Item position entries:
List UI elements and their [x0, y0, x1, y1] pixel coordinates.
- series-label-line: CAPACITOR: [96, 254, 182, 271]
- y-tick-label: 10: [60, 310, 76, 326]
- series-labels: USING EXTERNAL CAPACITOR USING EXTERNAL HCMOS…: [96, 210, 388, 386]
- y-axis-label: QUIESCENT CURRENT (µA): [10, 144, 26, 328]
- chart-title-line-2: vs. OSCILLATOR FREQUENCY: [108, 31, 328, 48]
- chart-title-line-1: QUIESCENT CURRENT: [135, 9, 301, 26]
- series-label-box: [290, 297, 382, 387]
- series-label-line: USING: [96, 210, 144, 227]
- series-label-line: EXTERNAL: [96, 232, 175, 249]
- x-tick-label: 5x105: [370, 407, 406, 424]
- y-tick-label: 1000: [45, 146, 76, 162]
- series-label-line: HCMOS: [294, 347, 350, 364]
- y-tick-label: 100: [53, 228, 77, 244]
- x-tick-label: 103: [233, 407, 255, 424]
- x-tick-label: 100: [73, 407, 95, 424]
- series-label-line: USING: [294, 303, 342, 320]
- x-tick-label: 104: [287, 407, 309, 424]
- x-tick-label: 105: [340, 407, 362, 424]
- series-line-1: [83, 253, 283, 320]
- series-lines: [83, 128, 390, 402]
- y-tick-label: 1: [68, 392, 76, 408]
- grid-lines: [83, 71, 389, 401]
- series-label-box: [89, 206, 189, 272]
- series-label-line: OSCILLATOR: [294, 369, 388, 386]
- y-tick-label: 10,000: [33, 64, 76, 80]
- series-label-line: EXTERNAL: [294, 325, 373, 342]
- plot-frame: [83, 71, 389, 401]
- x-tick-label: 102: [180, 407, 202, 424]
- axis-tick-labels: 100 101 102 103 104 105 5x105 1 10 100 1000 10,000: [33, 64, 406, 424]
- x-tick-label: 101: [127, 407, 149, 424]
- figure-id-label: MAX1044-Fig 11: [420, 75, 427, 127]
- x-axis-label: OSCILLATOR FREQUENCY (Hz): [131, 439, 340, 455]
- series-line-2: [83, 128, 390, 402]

...

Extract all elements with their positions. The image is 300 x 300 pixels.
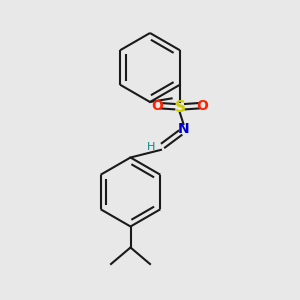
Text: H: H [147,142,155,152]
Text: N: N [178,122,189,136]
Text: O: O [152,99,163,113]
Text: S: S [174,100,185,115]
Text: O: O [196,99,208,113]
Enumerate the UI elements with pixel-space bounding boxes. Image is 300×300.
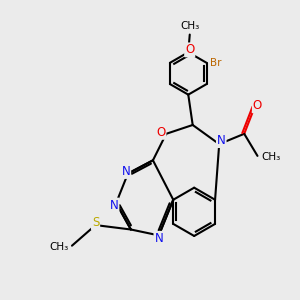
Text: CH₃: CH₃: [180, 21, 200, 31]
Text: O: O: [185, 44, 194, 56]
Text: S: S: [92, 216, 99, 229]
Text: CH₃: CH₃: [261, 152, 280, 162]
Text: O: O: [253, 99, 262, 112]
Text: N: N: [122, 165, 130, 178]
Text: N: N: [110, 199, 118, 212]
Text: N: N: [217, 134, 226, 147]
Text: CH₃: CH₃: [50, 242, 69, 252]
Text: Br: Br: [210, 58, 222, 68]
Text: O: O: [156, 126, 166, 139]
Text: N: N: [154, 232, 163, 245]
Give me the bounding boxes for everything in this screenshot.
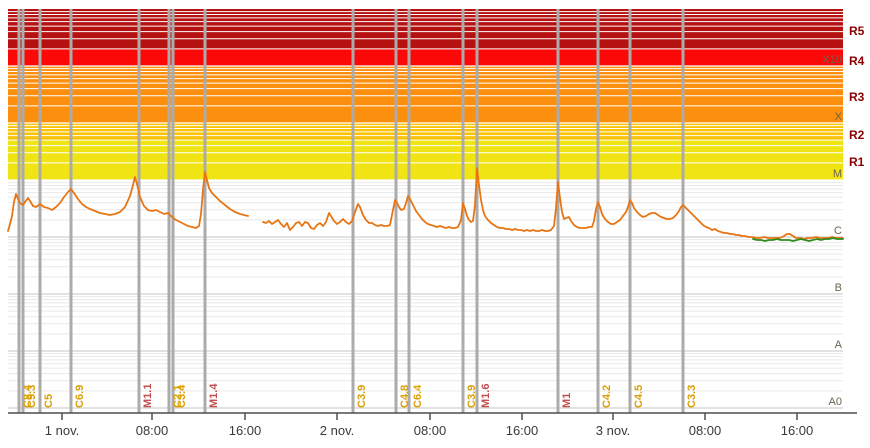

> Description of the task
Retype the lines of the entries between the line containing "Extract all elements" and the line containing "Give me the", inclusive, without any change. Omit the pictures from your answer.

> Solution to this problem
Extract all elements with their positions. The image is 300 x 300 pixels.
Text: H: H [147,142,155,152]
Text: N: N [178,122,189,136]
Text: O: O [152,99,163,113]
Text: S: S [174,100,185,115]
Text: O: O [196,99,208,113]
Enumerate the UI elements with pixel-space bounding boxes. Image is 300×300.
Text: CH₃: CH₃: [180, 21, 200, 31]
Text: O: O: [185, 44, 194, 56]
Text: S: S: [92, 216, 99, 229]
Text: CH₃: CH₃: [261, 152, 280, 162]
Text: O: O: [253, 99, 262, 112]
Text: N: N: [122, 165, 130, 178]
Text: N: N: [110, 199, 118, 212]
Text: N: N: [217, 134, 226, 147]
Text: CH₃: CH₃: [50, 242, 69, 252]
Text: Br: Br: [210, 58, 222, 68]
Text: O: O: [156, 126, 166, 139]
Text: N: N: [154, 232, 163, 245]
Give me the bounding boxes for everything in this screenshot.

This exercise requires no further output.